_Extract_
Our results show that as positive dipole events become more extreme, more wet days during the short rains season can be expected. This effect was found to be largest for the frequency of extremely wet days. Additionally, we found that as the dipole strength increases, the influence on the most extreme days becomes even larger. This means that dipole events which are even slightly “record-breaking” could lead to unprecedented levels of seasonal rainfall.

Ultimately, if positive Indian Ocean Dipole seasons increase in frequency, as predicted, regular seasons of flooding impacts will become a new normal.

One aspect not included in our analysis is the influence of a warmer atmosphere on rainfall extremes. A warmer atmosphere holds more moisture, allowing for the development of more intense rain storms. This effect could combine with the influence of extreme positive dipoles to bring unprecedented levels of rainfall to the Horn of Africa.

2023 was a year of record-breaking temperatures driven both by El Niño and global warming. We might expect that this warmer air could have intensified rain storms during the season. Indeed, evidence from a recent assessment suggests that climate change-driven warming is highly likely responsible for increased rainfall totals.

Responding to an unprecedented future

Policymakers need to plan for this.

_Stated problem 1_
Write out the passage on the Indian Ocean Dipole and Horn of Africa rainfall, everything from "One aspect not" down to "plan for this.".
_Stated problem 2_
Carry the passage on the Indian Ocean Dipole and Horn of Africa rainfall forward from its last sentence.
The material has no connection to the passage on the Indian Ocean Dipole and Horn of Africa rainfall.

_Dataset section_

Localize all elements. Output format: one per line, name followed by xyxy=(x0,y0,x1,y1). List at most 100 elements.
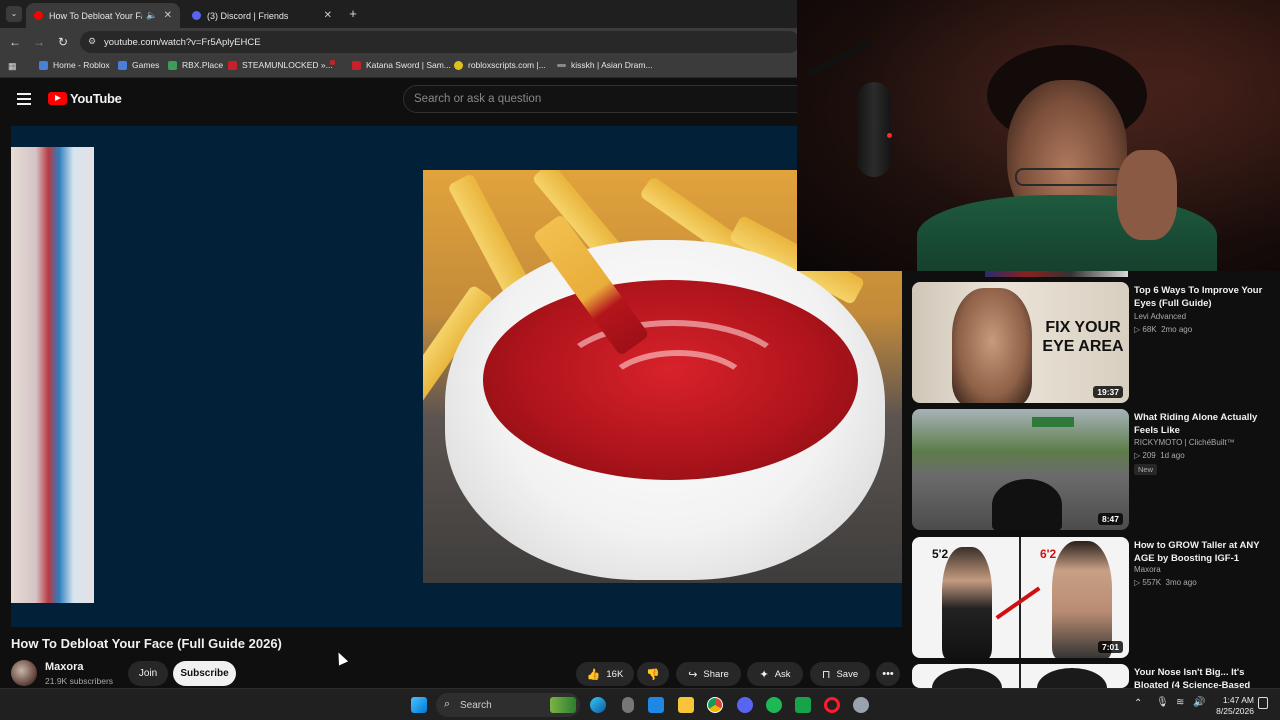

_Task output 1_
One aspect not included in our analysis is the influence of a warmer atmosphere on rainfall extremes. A warmer atmosphere holds more moisture, allowing for the development of more intense rain storms. This effect could combine with the influence of extreme positive dipoles to bring unprecedented levels of rainfall to the Horn of Africa.

2023 was a year of record-breaking temperatures driven both by El Niño and global warming. We might expect that this warmer air could have intensified rain storms during the season. Indeed, evidence from a recent assessment suggests that climate change-driven warming is highly likely responsible for increased rainfall totals.

Responding to an unprecedented future

Policymakers need to plan for this.

_Task output 2_
In the long term it is crucial to ensure that any new infrastructure is robust to withstand more frequent and heavier rains, and that government, development and humanitarian actors have the capacity to respond to the challenges.

Better use of technology, such as innovations in disseminating satellite rainfall monitoring via mobile phones, can communicate immediate risk. New frontiers in AI-based weather prediction could improve the ability to anticipate localised rain storms, including initiatives focusing on eastern Africa specifically.

Linking rainfall information with hydrological models designed for dryland environments is also essential. These will help to translate weather forecasts into impact forecasts, such as identifying risks of flash flooding down normally dry channels or bank overflow of key rivers in drylands.

These technological improvements are crucial. But better use of the forecast information we already have can also make a big difference. For instance, initiatives like “forecast-based financing”, pioneered by the Red Cross Red Crescent movement, link forecast triggers to pre-approved financing and predefined action plans, helping communities protect themselves before hazards have even started.

For these endeavours to succeed, there must be dialogue between the science and practitioner communities. The scientific community can work with practitioners to integrate key insights into decisions, while practitioners can help to ensure research efforts target critical needs. With this, we can effectively build resilience to natural hazards and resist the increasing risks of our changing climate.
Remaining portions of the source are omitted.